- [TASK GOAL]:
Within the records below, find each line that holds the string "SRMTID", then copy it.

(Excerpts from a figure dataset)
--- --- ---

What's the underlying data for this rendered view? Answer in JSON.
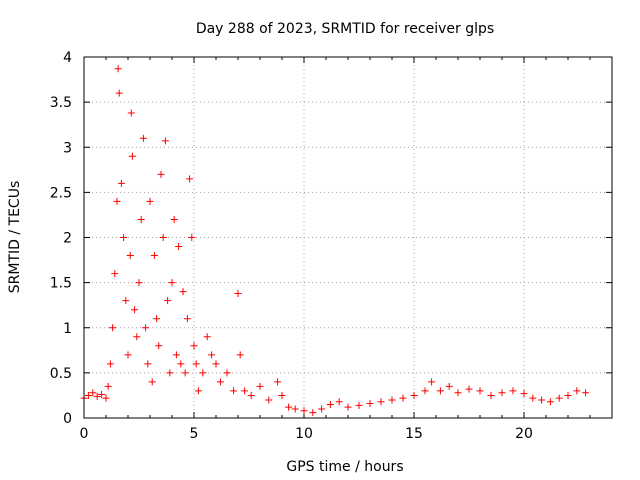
{
  "chart_data": {
    "type": "scatter",
    "title": "Day 288 of 2023, SRMTID for receiver glps",
    "xlabel": "GPS time / hours",
    "ylabel": "SRMTID / TECUs",
    "xlim": [
      0,
      24
    ],
    "ylim": [
      0,
      4
    ],
    "x_ticks": [
      0,
      5,
      10,
      15,
      20
    ],
    "x_tick_labels": [
      "0",
      "5",
      "10",
      "15",
      "20"
    ],
    "y_ticks": [
      0,
      0.5,
      1,
      1.5,
      2,
      2.5,
      3,
      3.5,
      4
    ],
    "y_tick_labels": [
      "0",
      "0.5",
      "1",
      "1.5",
      "2",
      "2.5",
      "3",
      "3.5",
      "4"
    ],
    "grid": true,
    "marker": "+",
    "series": [
      {
        "name": "SRMTID",
        "color": "#ff0000",
        "x": [
          0.0,
          0.2,
          0.4,
          0.6,
          0.8,
          1.0,
          1.1,
          1.2,
          1.3,
          1.4,
          1.5,
          1.55,
          1.6,
          1.7,
          1.8,
          1.9,
          2.0,
          2.1,
          2.15,
          2.2,
          2.3,
          2.4,
          2.5,
          2.6,
          2.7,
          2.8,
          2.9,
          3.0,
          3.1,
          3.2,
          3.3,
          3.4,
          3.5,
          3.6,
          3.7,
          3.8,
          3.9,
          4.0,
          4.1,
          4.2,
          4.3,
          4.4,
          4.5,
          4.6,
          4.7,
          4.8,
          4.9,
          5.0,
          5.1,
          5.2,
          5.4,
          5.6,
          5.8,
          6.0,
          6.2,
          6.5,
          6.8,
          7.0,
          7.1,
          7.3,
          7.6,
          8.0,
          8.4,
          8.8,
          9.0,
          9.3,
          9.6,
          10.0,
          10.4,
          10.8,
          11.2,
          11.6,
          12.0,
          12.5,
          13.0,
          13.5,
          14.0,
          14.5,
          15.0,
          15.5,
          15.8,
          16.2,
          16.6,
          17.0,
          17.5,
          18.0,
          18.5,
          19.0,
          19.5,
          20.0,
          20.4,
          20.8,
          21.2,
          21.6,
          22.0,
          22.4,
          22.8
        ],
        "y": [
          0.22,
          0.25,
          0.28,
          0.24,
          0.26,
          0.22,
          0.35,
          0.6,
          1.0,
          1.6,
          2.4,
          3.87,
          3.6,
          2.6,
          2.0,
          1.3,
          0.7,
          1.8,
          3.38,
          2.9,
          1.2,
          0.9,
          1.5,
          2.2,
          3.1,
          1.0,
          0.6,
          2.4,
          0.4,
          1.8,
          1.1,
          0.8,
          2.7,
          2.0,
          3.07,
          1.3,
          0.5,
          1.5,
          2.2,
          0.7,
          1.9,
          0.6,
          1.4,
          0.5,
          1.1,
          2.65,
          2.0,
          0.8,
          0.6,
          0.3,
          0.5,
          0.9,
          0.7,
          0.6,
          0.4,
          0.5,
          0.3,
          1.38,
          0.7,
          0.3,
          0.25,
          0.35,
          0.2,
          0.4,
          0.25,
          0.12,
          0.1,
          0.08,
          0.06,
          0.1,
          0.15,
          0.18,
          0.12,
          0.14,
          0.16,
          0.18,
          0.2,
          0.22,
          0.25,
          0.3,
          0.4,
          0.3,
          0.35,
          0.28,
          0.32,
          0.3,
          0.25,
          0.28,
          0.3,
          0.27,
          0.22,
          0.2,
          0.18,
          0.22,
          0.25,
          0.3,
          0.28
        ]
      }
    ]
  }
}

--- --- ---

- [ANSWER BELOW]:
    "title": "Day 288 of 2023, SRMTID for receiver glps",
    "ylabel": "SRMTID / TECUs",
        "name": "SRMTID",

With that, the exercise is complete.